Records excerpted from a collection:
========================================

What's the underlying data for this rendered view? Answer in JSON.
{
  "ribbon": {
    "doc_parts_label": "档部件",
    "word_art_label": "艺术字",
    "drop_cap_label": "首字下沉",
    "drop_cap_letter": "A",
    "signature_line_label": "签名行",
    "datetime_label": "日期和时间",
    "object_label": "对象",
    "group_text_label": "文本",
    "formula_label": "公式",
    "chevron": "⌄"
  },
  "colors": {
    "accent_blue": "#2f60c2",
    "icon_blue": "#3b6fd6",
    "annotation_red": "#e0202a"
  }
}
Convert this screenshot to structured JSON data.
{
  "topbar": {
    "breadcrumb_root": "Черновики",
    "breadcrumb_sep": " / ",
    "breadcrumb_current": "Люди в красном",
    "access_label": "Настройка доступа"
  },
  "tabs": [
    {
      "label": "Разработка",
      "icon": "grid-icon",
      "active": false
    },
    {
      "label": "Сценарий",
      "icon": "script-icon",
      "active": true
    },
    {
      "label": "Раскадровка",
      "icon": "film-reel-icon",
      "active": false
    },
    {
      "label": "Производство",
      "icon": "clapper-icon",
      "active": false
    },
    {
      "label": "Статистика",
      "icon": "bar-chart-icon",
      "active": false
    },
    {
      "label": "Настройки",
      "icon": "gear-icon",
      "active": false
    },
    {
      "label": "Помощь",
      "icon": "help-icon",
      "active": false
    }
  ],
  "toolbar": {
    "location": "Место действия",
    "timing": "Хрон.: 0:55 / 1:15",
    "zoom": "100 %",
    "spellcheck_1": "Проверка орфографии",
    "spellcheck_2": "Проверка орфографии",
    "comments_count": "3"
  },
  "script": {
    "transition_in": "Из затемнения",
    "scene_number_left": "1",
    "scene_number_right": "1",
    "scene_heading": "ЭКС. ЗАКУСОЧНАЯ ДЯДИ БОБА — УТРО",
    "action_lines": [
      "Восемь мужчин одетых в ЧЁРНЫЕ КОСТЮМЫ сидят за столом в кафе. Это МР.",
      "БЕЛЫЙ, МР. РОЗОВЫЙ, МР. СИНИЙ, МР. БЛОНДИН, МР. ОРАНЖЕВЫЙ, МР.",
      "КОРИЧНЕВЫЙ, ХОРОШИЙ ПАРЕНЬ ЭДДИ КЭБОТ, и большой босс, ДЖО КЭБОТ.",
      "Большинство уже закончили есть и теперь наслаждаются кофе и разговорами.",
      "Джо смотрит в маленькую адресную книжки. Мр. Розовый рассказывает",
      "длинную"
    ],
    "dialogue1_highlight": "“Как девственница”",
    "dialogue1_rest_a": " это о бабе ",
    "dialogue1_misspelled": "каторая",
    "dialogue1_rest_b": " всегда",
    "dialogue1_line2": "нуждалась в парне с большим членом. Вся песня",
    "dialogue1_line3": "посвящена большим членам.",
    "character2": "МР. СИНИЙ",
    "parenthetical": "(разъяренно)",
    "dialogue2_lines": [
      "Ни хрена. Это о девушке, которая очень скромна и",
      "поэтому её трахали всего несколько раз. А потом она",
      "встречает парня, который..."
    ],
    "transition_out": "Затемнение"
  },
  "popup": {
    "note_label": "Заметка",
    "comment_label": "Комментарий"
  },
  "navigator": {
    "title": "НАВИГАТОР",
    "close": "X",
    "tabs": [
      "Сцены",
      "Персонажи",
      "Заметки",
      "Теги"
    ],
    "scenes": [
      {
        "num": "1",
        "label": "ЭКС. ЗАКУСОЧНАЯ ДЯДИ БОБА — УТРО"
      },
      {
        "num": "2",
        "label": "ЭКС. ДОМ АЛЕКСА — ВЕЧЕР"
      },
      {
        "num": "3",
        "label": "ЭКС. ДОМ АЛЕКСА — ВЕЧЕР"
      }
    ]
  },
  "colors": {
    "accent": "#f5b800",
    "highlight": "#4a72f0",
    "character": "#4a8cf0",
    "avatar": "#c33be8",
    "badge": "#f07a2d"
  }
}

========================================

▶ **Short task**
Retype the listing. Match it exactly.

▶ **Written solution**
What's the underlying data for this rendered view? Answer in JSON.
{
  "ribbon": {
    "doc_parts_label": "档部件",
    "word_art_label": "艺术字",
    "drop_cap_label": "首字下沉",
    "drop_cap_letter": "A",
    "signature_line_label": "签名行",
    "datetime_label": "日期和时间",
    "object_label": "对象",
    "group_text_label": "文本",
    "formula_label": "公式",
    "chevron": "⌄"
  },
  "colors": {
    "accent_blue": "#2f60c2",
    "icon_blue": "#3b6fd6",
    "annotation_red": "#e0202a"
  }
}
Convert this screenshot to structured JSON data.
{
  "topbar": {
    "breadcrumb_root": "Черновики",
    "breadcrumb_sep": " / ",
    "breadcrumb_current": "Люди в красном",
    "access_label": "Настройка доступа"
  },
  "tabs": [
    {
      "label": "Разработка",
      "icon": "grid-icon",
      "active": false
    },
    {
      "label": "Сценарий",
      "icon": "script-icon",
      "active": true
    },
    {
      "label": "Раскадровка",
      "icon": "film-reel-icon",
      "active": false
    },
    {
      "label": "Производство",
      "icon": "clapper-icon",
      "active": false
    },
    {
      "label": "Статистика",
      "icon": "bar-chart-icon",
      "active": false
    },
    {
      "label": "Настройки",
      "icon": "gear-icon",
      "active": false
    },
    {
      "label": "Помощь",
      "icon": "help-icon",
      "active": false
    }
  ],
  "toolbar": {
    "location": "Место действия",
    "timing": "Хрон.: 0:55 / 1:15",
    "zoom": "100 %",
    "spellcheck_1": "Проверка орфографии",
    "spellcheck_2": "Проверка орфографии",
    "comments_count": "3"
  },
  "script": {
    "transition_in": "Из затемнения",
    "scene_number_left": "1",
    "scene_number_right": "1",
    "scene_heading": "ЭКС. ЗАКУСОЧНАЯ ДЯДИ БОБА — УТРО",
    "action_lines": [
      "Восемь мужчин одетых в ЧЁРНЫЕ КОСТЮМЫ сидят за столом в кафе. Это МР.",
      "БЕЛЫЙ, МР. РОЗОВЫЙ, МР. СИНИЙ, МР. БЛОНДИН, МР. ОРАНЖЕВЫЙ, МР.",
      "КОРИЧНЕВЫЙ, ХОРОШИЙ ПАРЕНЬ ЭДДИ КЭБОТ, и большой босс, ДЖО КЭБОТ.",
      "Большинство уже закончили есть и теперь наслаждаются кофе и разговорами.",
      "Джо смотрит в маленькую адресную книжки. Мр. Розовый рассказывает",
      "длинную"
    ],
    "dialogue1_highlight": "“Как девственница”",
    "dialogue1_rest_a": " это о бабе ",
    "dialogue1_misspelled": "каторая",
    "dialogue1_rest_b": " всегда",
    "dialogue1_line2": "нуждалась в парне с большим членом. Вся песня",
    "dialogue1_line3": "посвящена большим членам.",
    "character2": "МР. СИНИЙ",
    "parenthetical": "(разъяренно)",
    "dialogue2_lines": [
      "Ни хрена. Это о девушке, которая очень скромна и",
      "поэтому её трахали всего несколько раз. А потом она",
      "встречает парня, который..."
    ],
    "transition_out": "Затемнение"
  },
  "popup": {
    "note_label": "Заметка",
    "comment_label": "Комментарий"
  },
  "navigator": {
    "title": "НАВИГАТОР",
    "close": "X",
    "tabs": [
      "Сцены",
      "Персонажи",
      "Заметки",
      "Теги"
    ],
    "scenes": [
      {
        "num": "1",
        "label": "ЭКС. ЗАКУСОЧНАЯ ДЯДИ БОБА — УТРО"
      },
      {
        "num": "2",
        "label": "ЭКС. ДОМ АЛЕКСА — ВЕЧЕР"
      },
      {
        "num": "3",
        "label": "ЭКС. ДОМ АЛЕКСА — ВЕЧЕР"
      }
    ]
  },
  "colors": {
    "accent": "#f5b800",
    "highlight": "#4a72f0",
    "character": "#4a8cf0",
    "avatar": "#c33be8",
    "badge": "#f07a2d"
  }
}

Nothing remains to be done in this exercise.